Stored entries:
━━━━━━━━━━━━━━━━━━━━━━━━━━━━━━

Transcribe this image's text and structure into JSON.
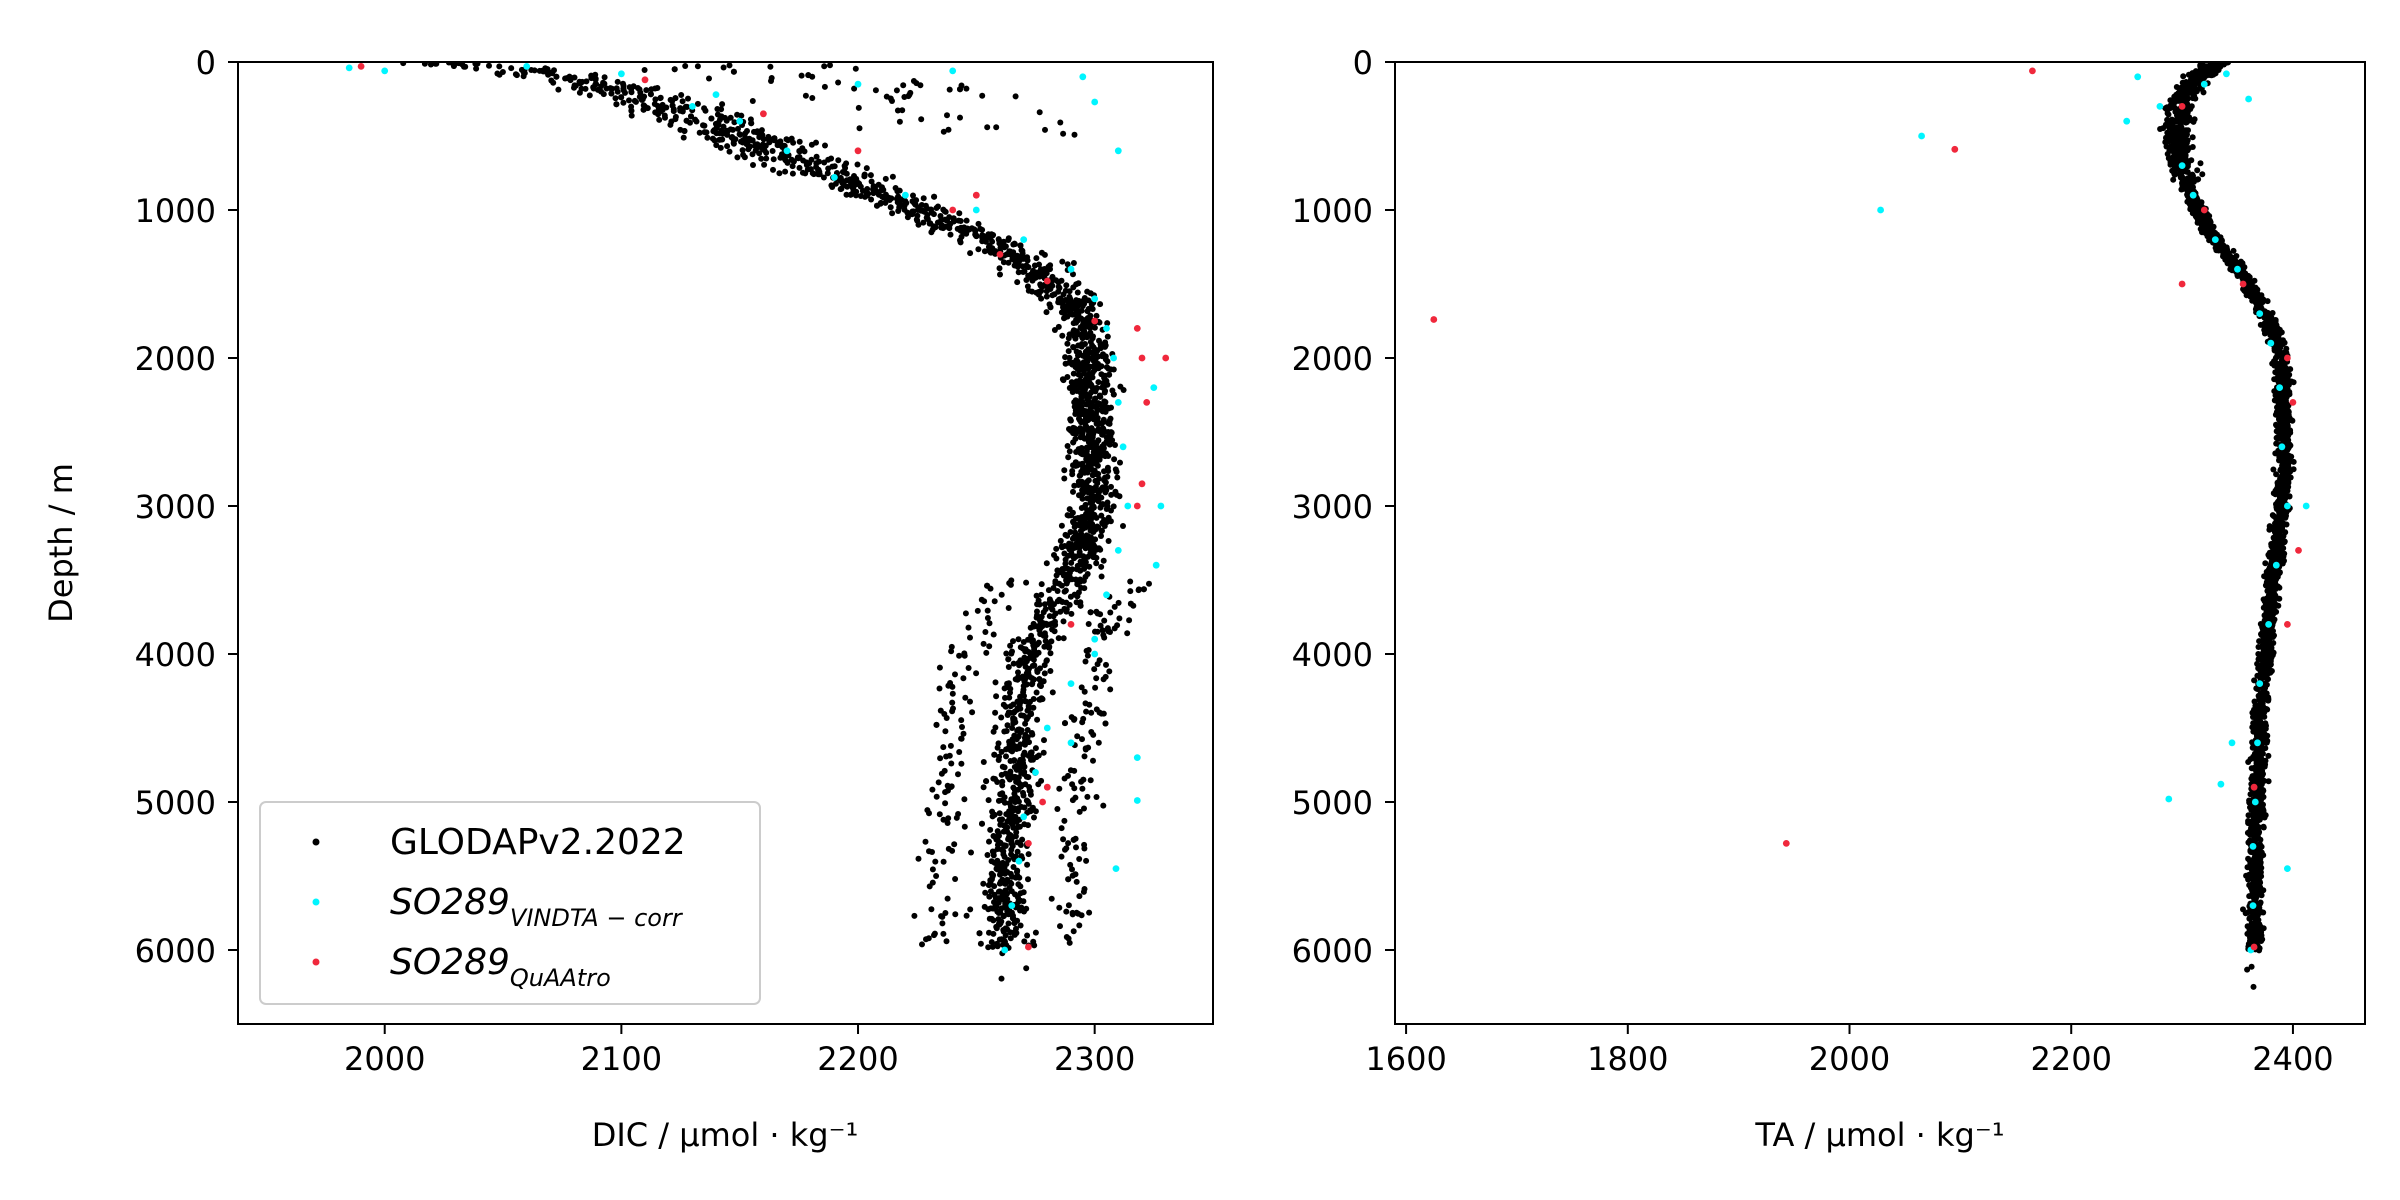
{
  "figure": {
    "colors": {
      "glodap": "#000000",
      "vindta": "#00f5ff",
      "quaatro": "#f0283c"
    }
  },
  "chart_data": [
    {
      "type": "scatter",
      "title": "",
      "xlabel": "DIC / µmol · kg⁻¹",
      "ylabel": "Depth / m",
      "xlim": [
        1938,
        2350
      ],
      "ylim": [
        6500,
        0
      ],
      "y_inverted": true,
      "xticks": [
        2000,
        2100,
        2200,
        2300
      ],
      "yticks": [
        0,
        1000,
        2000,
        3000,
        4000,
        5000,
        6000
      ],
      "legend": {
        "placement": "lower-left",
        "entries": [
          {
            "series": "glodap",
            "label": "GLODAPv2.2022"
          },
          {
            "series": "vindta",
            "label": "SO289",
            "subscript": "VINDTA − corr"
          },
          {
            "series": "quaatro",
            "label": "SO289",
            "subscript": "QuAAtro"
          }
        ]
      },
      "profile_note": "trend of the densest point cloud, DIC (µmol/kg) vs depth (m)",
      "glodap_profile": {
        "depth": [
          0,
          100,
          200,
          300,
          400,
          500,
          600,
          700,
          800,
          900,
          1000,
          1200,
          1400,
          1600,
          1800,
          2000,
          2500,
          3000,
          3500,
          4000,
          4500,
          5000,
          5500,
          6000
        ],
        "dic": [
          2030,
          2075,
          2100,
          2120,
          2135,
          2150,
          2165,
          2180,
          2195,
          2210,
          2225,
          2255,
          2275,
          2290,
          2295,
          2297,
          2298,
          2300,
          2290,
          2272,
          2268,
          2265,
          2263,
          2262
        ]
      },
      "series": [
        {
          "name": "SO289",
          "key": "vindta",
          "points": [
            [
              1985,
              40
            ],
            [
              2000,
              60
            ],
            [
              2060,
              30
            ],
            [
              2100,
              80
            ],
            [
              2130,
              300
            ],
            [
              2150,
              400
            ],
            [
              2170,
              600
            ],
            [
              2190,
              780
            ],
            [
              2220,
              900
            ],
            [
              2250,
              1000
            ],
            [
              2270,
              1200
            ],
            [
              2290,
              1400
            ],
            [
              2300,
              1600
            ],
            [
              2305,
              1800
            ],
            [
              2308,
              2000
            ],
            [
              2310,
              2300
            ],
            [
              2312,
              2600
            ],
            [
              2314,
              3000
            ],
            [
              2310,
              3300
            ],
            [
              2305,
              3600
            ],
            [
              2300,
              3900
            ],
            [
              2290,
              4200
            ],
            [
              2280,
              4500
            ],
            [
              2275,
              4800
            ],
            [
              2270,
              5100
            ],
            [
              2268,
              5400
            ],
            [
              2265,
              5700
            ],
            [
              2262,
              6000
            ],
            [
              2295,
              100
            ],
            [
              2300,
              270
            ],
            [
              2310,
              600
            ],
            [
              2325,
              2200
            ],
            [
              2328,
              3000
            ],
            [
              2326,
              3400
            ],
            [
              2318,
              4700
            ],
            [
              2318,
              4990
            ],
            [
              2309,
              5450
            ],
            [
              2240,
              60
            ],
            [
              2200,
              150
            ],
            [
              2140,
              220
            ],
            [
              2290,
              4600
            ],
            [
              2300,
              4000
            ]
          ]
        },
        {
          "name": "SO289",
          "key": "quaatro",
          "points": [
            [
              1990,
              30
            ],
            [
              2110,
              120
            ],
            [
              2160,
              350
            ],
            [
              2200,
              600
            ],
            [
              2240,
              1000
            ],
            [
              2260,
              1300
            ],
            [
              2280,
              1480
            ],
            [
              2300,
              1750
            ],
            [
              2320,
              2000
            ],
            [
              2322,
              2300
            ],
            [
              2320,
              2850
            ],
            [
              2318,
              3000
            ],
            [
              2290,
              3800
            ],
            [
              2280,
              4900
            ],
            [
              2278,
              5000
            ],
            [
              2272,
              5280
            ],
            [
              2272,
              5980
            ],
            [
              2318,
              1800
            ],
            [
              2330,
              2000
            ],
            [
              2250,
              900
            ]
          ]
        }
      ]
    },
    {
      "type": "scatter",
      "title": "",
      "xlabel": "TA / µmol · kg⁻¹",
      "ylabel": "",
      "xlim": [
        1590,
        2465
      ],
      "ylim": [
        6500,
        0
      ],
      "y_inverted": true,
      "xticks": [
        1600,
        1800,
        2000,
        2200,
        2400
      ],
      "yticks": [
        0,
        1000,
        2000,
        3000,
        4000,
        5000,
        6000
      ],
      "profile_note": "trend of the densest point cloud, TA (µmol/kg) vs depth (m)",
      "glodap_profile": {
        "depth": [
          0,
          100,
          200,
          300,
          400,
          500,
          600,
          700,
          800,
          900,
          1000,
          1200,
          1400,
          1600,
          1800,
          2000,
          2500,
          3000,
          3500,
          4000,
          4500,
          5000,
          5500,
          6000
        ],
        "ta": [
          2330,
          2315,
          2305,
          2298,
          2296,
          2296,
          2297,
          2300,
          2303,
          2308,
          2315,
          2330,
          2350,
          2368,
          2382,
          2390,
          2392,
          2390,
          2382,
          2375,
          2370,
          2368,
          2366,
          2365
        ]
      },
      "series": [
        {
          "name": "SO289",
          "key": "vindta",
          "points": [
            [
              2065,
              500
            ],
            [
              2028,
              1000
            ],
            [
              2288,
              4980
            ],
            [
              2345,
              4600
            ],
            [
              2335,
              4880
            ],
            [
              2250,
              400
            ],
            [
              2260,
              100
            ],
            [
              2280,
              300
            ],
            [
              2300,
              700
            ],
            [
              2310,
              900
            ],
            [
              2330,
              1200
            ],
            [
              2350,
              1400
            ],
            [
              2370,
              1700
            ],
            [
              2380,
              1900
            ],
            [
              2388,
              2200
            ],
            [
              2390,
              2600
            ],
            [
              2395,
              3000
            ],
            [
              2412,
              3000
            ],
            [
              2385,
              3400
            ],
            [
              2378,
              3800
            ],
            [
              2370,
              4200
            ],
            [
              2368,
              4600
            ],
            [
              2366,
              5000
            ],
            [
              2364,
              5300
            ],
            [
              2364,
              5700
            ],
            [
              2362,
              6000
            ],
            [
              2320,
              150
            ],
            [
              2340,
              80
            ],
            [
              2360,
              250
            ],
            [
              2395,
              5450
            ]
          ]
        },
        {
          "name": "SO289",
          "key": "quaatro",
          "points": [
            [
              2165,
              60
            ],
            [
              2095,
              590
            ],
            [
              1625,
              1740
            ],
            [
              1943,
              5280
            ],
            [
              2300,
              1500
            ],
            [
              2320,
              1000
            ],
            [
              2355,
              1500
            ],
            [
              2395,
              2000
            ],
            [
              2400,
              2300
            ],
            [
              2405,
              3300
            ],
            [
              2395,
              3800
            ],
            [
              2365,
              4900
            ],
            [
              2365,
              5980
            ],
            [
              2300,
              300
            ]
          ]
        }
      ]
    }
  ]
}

━━━━━━━━━━━━━━━━━━━━━━━━━━━━━━

Problem to work on: Make an exact copy of every entry above, minus the images.

Solution below:
Transcribe this image's text and structure into JSON.
{
  "figure": {
    "colors": {
      "glodap": "#000000",
      "vindta": "#00f5ff",
      "quaatro": "#f0283c"
    }
  },
  "chart_data": [
    {
      "type": "scatter",
      "title": "",
      "xlabel": "DIC / µmol · kg⁻¹",
      "ylabel": "Depth / m",
      "xlim": [
        1938,
        2350
      ],
      "ylim": [
        6500,
        0
      ],
      "y_inverted": true,
      "xticks": [
        2000,
        2100,
        2200,
        2300
      ],
      "yticks": [
        0,
        1000,
        2000,
        3000,
        4000,
        5000,
        6000
      ],
      "legend": {
        "placement": "lower-left",
        "entries": [
          {
            "series": "glodap",
            "label": "GLODAPv2.2022"
          },
          {
            "series": "vindta",
            "label": "SO289",
            "subscript": "VINDTA − corr"
          },
          {
            "series": "quaatro",
            "label": "SO289",
            "subscript": "QuAAtro"
          }
        ]
      },
      "profile_note": "trend of the densest point cloud, DIC (µmol/kg) vs depth (m)",
      "glodap_profile": {
        "depth": [
          0,
          100,
          200,
          300,
          400,
          500,
          600,
          700,
          800,
          900,
          1000,
          1200,
          1400,
          1600,
          1800,
          2000,
          2500,
          3000,
          3500,
          4000,
          4500,
          5000,
          5500,
          6000
        ],
        "dic": [
          2030,
          2075,
          2100,
          2120,
          2135,
          2150,
          2165,
          2180,
          2195,
          2210,
          2225,
          2255,
          2275,
          2290,
          2295,
          2297,
          2298,
          2300,
          2290,
          2272,
          2268,
          2265,
          2263,
          2262
        ]
      },
      "series": [
        {
          "name": "SO289",
          "key": "vindta",
          "points": [
            [
              1985,
              40
            ],
            [
              2000,
              60
            ],
            [
              2060,
              30
            ],
            [
              2100,
              80
            ],
            [
              2130,
              300
            ],
            [
              2150,
              400
            ],
            [
              2170,
              600
            ],
            [
              2190,
              780
            ],
            [
              2220,
              900
            ],
            [
              2250,
              1000
            ],
            [
              2270,
              1200
            ],
            [
              2290,
              1400
            ],
            [
              2300,
              1600
            ],
            [
              2305,
              1800
            ],
            [
              2308,
              2000
            ],
            [
              2310,
              2300
            ],
            [
              2312,
              2600
            ],
            [
              2314,
              3000
            ],
            [
              2310,
              3300
            ],
            [
              2305,
              3600
            ],
            [
              2300,
              3900
            ],
            [
              2290,
              4200
            ],
            [
              2280,
              4500
            ],
            [
              2275,
              4800
            ],
            [
              2270,
              5100
            ],
            [
              2268,
              5400
            ],
            [
              2265,
              5700
            ],
            [
              2262,
              6000
            ],
            [
              2295,
              100
            ],
            [
              2300,
              270
            ],
            [
              2310,
              600
            ],
            [
              2325,
              2200
            ],
            [
              2328,
              3000
            ],
            [
              2326,
              3400
            ],
            [
              2318,
              4700
            ],
            [
              2318,
              4990
            ],
            [
              2309,
              5450
            ],
            [
              2240,
              60
            ],
            [
              2200,
              150
            ],
            [
              2140,
              220
            ],
            [
              2290,
              4600
            ],
            [
              2300,
              4000
            ]
          ]
        },
        {
          "name": "SO289",
          "key": "quaatro",
          "points": [
            [
              1990,
              30
            ],
            [
              2110,
              120
            ],
            [
              2160,
              350
            ],
            [
              2200,
              600
            ],
            [
              2240,
              1000
            ],
            [
              2260,
              1300
            ],
            [
              2280,
              1480
            ],
            [
              2300,
              1750
            ],
            [
              2320,
              2000
            ],
            [
              2322,
              2300
            ],
            [
              2320,
              2850
            ],
            [
              2318,
              3000
            ],
            [
              2290,
              3800
            ],
            [
              2280,
              4900
            ],
            [
              2278,
              5000
            ],
            [
              2272,
              5280
            ],
            [
              2272,
              5980
            ],
            [
              2318,
              1800
            ],
            [
              2330,
              2000
            ],
            [
              2250,
              900
            ]
          ]
        }
      ]
    },
    {
      "type": "scatter",
      "title": "",
      "xlabel": "TA / µmol · kg⁻¹",
      "ylabel": "",
      "xlim": [
        1590,
        2465
      ],
      "ylim": [
        6500,
        0
      ],
      "y_inverted": true,
      "xticks": [
        1600,
        1800,
        2000,
        2200,
        2400
      ],
      "yticks": [
        0,
        1000,
        2000,
        3000,
        4000,
        5000,
        6000
      ],
      "profile_note": "trend of the densest point cloud, TA (µmol/kg) vs depth (m)",
      "glodap_profile": {
        "depth": [
          0,
          100,
          200,
          300,
          400,
          500,
          600,
          700,
          800,
          900,
          1000,
          1200,
          1400,
          1600,
          1800,
          2000,
          2500,
          3000,
          3500,
          4000,
          4500,
          5000,
          5500,
          6000
        ],
        "ta": [
          2330,
          2315,
          2305,
          2298,
          2296,
          2296,
          2297,
          2300,
          2303,
          2308,
          2315,
          2330,
          2350,
          2368,
          2382,
          2390,
          2392,
          2390,
          2382,
          2375,
          2370,
          2368,
          2366,
          2365
        ]
      },
      "series": [
        {
          "name": "SO289",
          "key": "vindta",
          "points": [
            [
              2065,
              500
            ],
            [
              2028,
              1000
            ],
            [
              2288,
              4980
            ],
            [
              2345,
              4600
            ],
            [
              2335,
              4880
            ],
            [
              2250,
              400
            ],
            [
              2260,
              100
            ],
            [
              2280,
              300
            ],
            [
              2300,
              700
            ],
            [
              2310,
              900
            ],
            [
              2330,
              1200
            ],
            [
              2350,
              1400
            ],
            [
              2370,
              1700
            ],
            [
              2380,
              1900
            ],
            [
              2388,
              2200
            ],
            [
              2390,
              2600
            ],
            [
              2395,
              3000
            ],
            [
              2412,
              3000
            ],
            [
              2385,
              3400
            ],
            [
              2378,
              3800
            ],
            [
              2370,
              4200
            ],
            [
              2368,
              4600
            ],
            [
              2366,
              5000
            ],
            [
              2364,
              5300
            ],
            [
              2364,
              5700
            ],
            [
              2362,
              6000
            ],
            [
              2320,
              150
            ],
            [
              2340,
              80
            ],
            [
              2360,
              250
            ],
            [
              2395,
              5450
            ]
          ]
        },
        {
          "name": "SO289",
          "key": "quaatro",
          "points": [
            [
              2165,
              60
            ],
            [
              2095,
              590
            ],
            [
              1625,
              1740
            ],
            [
              1943,
              5280
            ],
            [
              2300,
              1500
            ],
            [
              2320,
              1000
            ],
            [
              2355,
              1500
            ],
            [
              2395,
              2000
            ],
            [
              2400,
              2300
            ],
            [
              2405,
              3300
            ],
            [
              2395,
              3800
            ],
            [
              2365,
              4900
            ],
            [
              2365,
              5980
            ],
            [
              2300,
              300
            ]
          ]
        }
      ]
    }
  ]
}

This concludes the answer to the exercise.